__Fonte__
----------------

Para o Tribunal de Justiça do Estado do Paraná, nada impede que a propriedade das áreas confrontantes às rodovias estaduais seja adquirida pelo exercício duradouro da posse, na medida em que essas zonas não se tratam de bens públicos. Entretanto, nestes casos, o direito à propriedade encontra limitação administrativa, sendo vedada a edificação em até 15 (quinze) metros da faixa de domínio, nos termos da Lei Federal n. 6.766/79.

Comentário

Nos últimos anos, a jurisprudência do Tribunal de Justiça do Estado do Paraná passou a reconhecer a possibilidade de aquisição das áreas confrontantes às rodovias estaduais, por meio de ação de usucapião, através da comprovação do exercício regular e duradouro da posse pelo particular.

Tomando como exemplo, mencionamos o recurso de apelação n. 0002814-72.2008.8.16.0037, de relatoria do Desembargador Marcelo Gobbo Dalla Dea, integrante da 18ª Câmara Cível, cujo acórdão transitou em julgado ao final do ano de 2021, reconhecendo no plano concreto a usucapião de área lindeira à BR 116 (Rodovia Régis Bittencourt).

----------------

__Dados registrados__
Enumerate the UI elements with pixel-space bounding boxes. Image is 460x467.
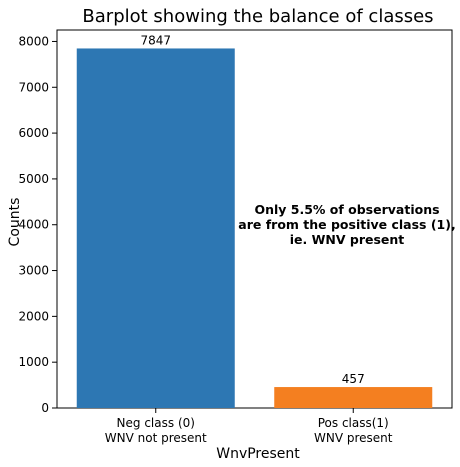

----------------

__O que produzir__
Reproduza sem alterações o trecho do texto sobre usucapião de áreas lindeiras a rodovias, desde "Para o Tribunal" até "posse pelo particular.".

__Resultado da tarefa__
Para o Tribunal de Justiça do Estado do Paraná, nada impede que a propriedade das áreas confrontantes às rodovias estaduais seja adquirida pelo exercício duradouro da posse, na medida em que essas zonas não se tratam de bens públicos. Entretanto, nestes casos, o direito à propriedade encontra limitação administrativa, sendo vedada a edificação em até 15 (quinze) metros da faixa de domínio, nos termos da Lei Federal n. 6.766/79.

Comentário

Nos últimos anos, a jurisprudência do Tribunal de Justiça do Estado do Paraná passou a reconhecer a possibilidade de aquisição das áreas confrontantes às rodovias estaduais, por meio de ação de usucapião, através da comprovação do exercício regular e duradouro da posse pelo particular.